● **Data lines**
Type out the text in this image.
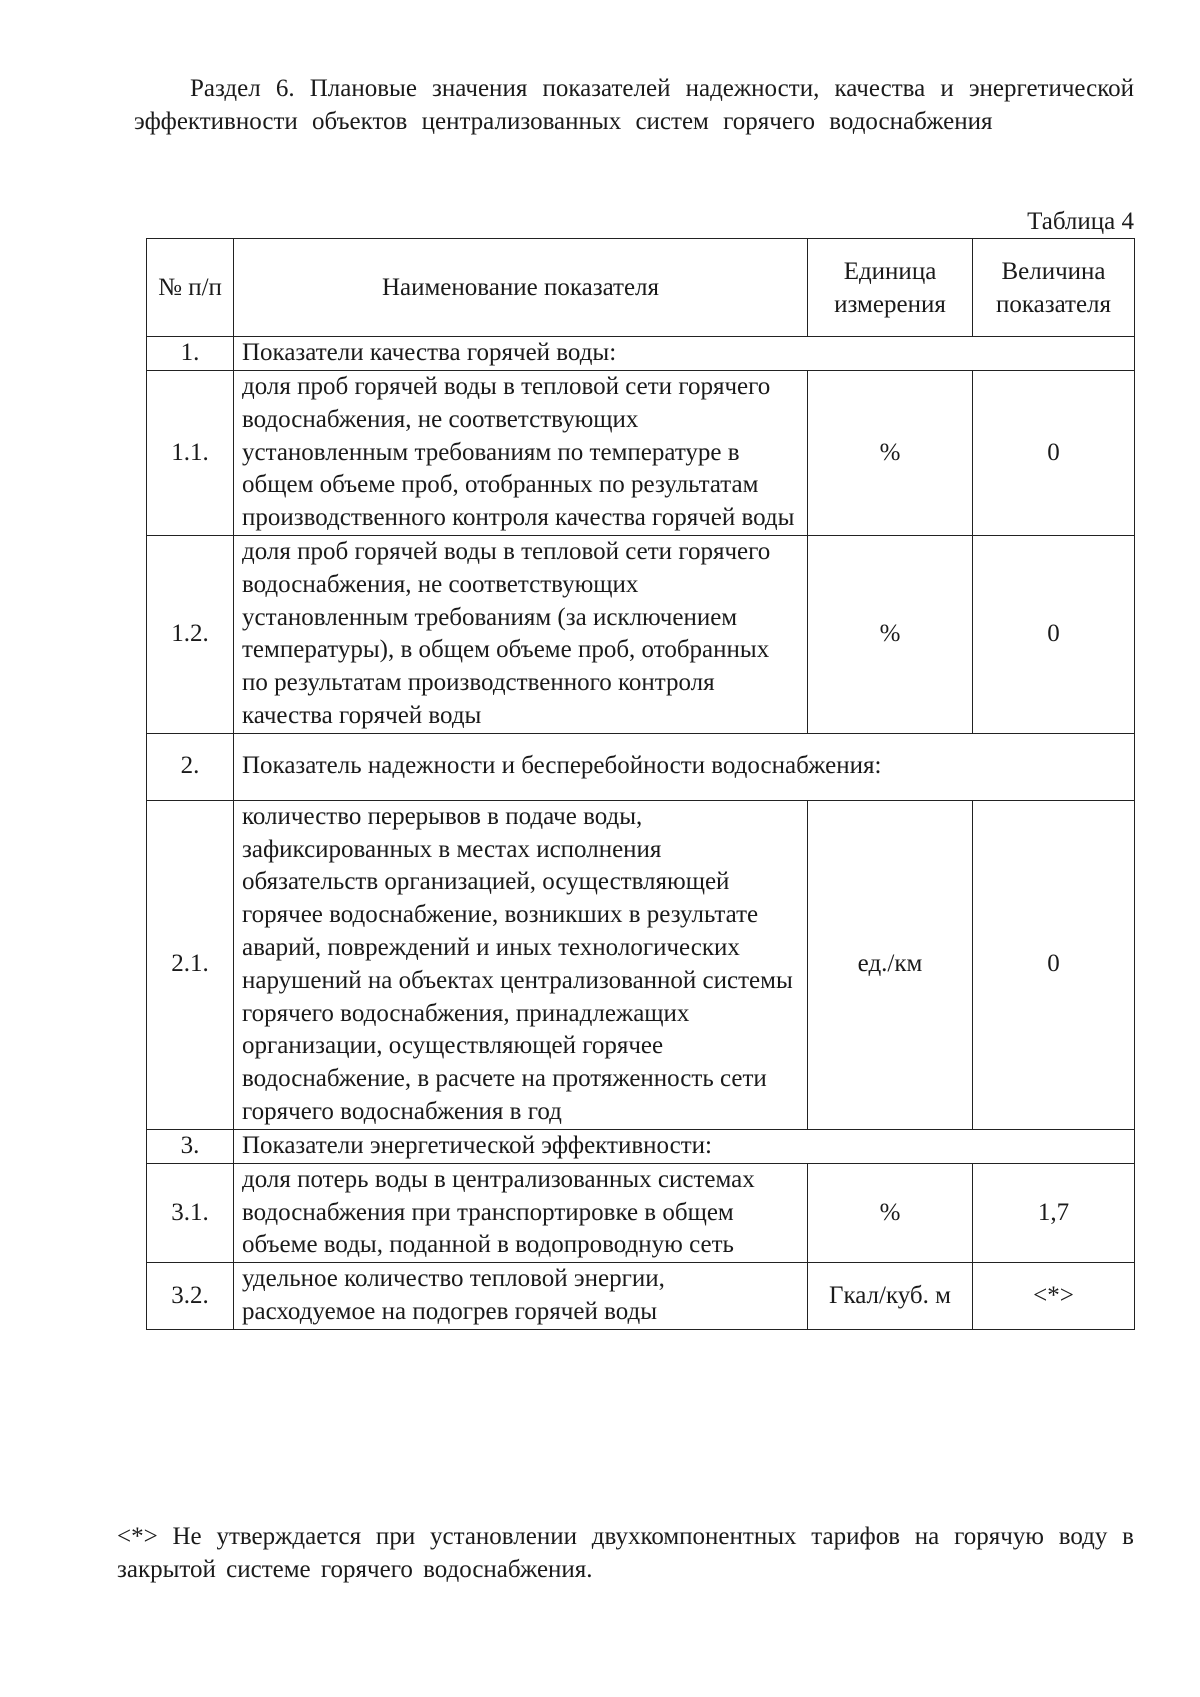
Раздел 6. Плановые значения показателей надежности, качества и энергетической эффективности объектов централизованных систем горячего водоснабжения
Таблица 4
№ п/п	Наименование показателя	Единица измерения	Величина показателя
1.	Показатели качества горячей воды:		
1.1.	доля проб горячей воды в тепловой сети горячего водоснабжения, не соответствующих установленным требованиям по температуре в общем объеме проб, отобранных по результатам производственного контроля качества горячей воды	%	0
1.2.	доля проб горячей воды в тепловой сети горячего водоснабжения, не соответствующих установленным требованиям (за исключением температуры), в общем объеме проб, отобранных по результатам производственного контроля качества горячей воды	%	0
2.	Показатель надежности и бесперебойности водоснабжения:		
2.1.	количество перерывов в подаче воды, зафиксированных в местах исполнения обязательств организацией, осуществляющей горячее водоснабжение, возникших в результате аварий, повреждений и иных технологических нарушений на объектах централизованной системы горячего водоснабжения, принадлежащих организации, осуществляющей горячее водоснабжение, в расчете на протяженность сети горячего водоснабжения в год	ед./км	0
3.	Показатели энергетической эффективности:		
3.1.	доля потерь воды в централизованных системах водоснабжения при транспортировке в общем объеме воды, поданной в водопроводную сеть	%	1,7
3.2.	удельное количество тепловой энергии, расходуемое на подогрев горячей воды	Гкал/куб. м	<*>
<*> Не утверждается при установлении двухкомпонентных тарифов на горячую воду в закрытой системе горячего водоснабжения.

● **Task statement**
Select every line in the records above that contains the word "энергетической".

● **Expected answer**
Раздел 6. Плановые значения показателей надежности, качества и энергетической эффективности объектов централизованных систем горячего водоснабжения
3.	Показатели энергетической эффективности:		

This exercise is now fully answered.